*STATED TASK:*
Your answer is a single number: the count of lines that contain the string "What".

(Structured figure records)
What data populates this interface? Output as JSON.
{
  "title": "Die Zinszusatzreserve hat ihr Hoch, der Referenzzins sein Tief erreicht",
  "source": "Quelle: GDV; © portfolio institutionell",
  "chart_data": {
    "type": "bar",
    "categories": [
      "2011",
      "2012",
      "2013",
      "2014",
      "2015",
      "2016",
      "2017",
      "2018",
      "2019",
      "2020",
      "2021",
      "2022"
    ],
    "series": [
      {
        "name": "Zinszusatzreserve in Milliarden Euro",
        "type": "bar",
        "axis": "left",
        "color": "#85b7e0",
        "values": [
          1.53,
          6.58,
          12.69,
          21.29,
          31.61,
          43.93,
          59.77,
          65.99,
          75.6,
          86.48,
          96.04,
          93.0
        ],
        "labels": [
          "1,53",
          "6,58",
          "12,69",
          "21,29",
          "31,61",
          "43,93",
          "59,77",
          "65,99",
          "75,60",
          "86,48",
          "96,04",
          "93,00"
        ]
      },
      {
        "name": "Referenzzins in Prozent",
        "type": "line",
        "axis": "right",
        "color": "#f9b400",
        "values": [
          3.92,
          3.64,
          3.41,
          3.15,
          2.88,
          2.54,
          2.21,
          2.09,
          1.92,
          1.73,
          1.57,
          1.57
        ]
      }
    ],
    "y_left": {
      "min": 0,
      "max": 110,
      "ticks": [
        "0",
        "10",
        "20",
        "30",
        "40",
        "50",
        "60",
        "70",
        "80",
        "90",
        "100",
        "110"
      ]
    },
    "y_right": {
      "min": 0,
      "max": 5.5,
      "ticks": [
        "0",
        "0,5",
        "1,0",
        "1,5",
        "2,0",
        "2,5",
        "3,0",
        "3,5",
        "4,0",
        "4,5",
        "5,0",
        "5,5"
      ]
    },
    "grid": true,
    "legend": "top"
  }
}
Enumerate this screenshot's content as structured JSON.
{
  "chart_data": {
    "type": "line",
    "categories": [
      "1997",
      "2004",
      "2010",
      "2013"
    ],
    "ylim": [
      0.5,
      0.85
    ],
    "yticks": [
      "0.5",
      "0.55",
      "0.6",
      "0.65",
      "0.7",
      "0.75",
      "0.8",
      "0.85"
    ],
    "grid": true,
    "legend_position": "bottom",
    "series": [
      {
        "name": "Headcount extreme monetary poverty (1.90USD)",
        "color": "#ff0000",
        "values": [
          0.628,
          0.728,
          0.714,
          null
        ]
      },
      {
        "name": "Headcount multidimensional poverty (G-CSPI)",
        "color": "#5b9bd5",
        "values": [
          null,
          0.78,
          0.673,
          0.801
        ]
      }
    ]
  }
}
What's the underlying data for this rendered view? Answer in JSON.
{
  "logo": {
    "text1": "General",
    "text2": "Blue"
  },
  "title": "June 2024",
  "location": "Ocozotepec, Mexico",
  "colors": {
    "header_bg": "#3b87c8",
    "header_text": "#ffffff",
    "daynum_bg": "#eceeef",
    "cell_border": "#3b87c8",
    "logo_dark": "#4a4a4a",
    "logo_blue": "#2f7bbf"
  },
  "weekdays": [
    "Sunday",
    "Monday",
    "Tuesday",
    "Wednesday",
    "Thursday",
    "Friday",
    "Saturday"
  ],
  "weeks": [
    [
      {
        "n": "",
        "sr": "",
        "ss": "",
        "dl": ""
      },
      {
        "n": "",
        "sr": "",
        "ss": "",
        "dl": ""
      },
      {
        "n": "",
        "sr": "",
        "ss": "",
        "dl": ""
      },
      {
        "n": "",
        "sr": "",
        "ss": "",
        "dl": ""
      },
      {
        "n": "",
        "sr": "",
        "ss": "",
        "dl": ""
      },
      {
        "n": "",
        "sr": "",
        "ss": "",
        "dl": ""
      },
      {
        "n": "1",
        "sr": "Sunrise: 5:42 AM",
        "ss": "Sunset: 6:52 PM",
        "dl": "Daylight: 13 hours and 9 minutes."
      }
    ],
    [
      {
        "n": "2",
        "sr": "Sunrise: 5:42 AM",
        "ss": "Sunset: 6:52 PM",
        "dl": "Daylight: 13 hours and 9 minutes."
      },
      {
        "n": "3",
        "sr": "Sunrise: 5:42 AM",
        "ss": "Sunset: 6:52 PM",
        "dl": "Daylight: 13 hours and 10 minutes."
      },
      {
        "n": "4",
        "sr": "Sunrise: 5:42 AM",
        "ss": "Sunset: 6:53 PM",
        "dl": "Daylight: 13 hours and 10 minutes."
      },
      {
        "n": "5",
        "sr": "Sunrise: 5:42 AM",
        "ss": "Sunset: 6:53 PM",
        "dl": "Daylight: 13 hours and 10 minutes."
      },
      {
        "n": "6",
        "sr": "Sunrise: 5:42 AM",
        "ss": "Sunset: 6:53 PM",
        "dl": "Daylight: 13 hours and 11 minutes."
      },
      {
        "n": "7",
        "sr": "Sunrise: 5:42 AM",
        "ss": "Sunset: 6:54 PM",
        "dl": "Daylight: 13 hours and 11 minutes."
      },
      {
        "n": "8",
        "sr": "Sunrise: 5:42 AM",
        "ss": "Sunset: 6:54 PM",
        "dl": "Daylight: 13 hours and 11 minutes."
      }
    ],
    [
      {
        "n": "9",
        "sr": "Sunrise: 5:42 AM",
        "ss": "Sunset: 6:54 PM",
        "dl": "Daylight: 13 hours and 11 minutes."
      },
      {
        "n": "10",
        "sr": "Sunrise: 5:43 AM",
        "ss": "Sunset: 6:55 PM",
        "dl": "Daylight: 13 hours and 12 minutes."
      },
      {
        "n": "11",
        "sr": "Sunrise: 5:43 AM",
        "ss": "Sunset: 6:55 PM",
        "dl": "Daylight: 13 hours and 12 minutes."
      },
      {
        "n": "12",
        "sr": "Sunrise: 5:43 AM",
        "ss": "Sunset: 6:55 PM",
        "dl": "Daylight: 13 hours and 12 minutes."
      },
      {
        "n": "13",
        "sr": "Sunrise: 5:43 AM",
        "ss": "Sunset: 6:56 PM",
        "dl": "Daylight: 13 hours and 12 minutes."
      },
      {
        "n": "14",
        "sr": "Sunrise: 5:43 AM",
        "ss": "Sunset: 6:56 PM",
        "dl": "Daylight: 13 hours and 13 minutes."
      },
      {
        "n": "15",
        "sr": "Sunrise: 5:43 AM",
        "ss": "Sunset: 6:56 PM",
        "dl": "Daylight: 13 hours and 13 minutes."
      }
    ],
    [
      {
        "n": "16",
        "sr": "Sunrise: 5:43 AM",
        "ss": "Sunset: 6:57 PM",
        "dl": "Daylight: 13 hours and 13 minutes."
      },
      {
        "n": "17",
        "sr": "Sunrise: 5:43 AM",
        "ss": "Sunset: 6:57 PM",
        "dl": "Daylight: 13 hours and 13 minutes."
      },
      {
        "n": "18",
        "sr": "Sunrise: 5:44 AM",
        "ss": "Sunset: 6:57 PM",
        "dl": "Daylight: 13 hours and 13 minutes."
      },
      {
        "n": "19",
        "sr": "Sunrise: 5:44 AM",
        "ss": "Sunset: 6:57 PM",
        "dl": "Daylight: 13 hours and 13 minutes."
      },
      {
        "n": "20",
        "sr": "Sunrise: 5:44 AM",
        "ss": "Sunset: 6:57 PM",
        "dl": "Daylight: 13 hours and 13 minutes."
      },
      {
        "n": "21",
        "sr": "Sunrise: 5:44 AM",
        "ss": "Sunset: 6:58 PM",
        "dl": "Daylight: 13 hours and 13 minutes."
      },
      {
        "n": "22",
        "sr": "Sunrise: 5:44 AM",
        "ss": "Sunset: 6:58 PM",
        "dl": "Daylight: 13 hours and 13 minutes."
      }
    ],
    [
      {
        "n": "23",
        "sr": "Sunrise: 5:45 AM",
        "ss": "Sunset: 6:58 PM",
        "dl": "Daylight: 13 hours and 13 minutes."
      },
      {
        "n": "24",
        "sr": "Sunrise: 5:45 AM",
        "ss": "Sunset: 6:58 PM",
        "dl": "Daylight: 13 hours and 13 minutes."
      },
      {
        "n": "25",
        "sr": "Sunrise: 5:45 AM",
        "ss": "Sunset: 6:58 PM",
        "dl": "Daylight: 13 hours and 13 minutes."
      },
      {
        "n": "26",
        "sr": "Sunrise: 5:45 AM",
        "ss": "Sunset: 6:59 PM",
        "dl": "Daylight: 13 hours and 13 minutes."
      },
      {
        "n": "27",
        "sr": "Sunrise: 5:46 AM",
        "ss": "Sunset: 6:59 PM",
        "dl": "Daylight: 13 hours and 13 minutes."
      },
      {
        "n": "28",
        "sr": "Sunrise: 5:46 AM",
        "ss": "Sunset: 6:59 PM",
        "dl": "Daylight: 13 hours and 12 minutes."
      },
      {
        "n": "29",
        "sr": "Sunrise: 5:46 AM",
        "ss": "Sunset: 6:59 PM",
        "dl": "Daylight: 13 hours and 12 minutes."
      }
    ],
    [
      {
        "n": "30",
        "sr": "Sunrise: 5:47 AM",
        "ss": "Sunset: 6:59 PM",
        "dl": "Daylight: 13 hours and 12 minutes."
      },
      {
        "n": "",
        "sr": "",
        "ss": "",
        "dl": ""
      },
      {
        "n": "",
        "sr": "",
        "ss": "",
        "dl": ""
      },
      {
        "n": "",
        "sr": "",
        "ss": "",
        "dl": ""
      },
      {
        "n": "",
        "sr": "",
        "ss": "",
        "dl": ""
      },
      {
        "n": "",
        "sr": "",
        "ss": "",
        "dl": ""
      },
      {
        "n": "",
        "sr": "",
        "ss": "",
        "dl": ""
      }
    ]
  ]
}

*ANSWER FOR THE TASK:*
2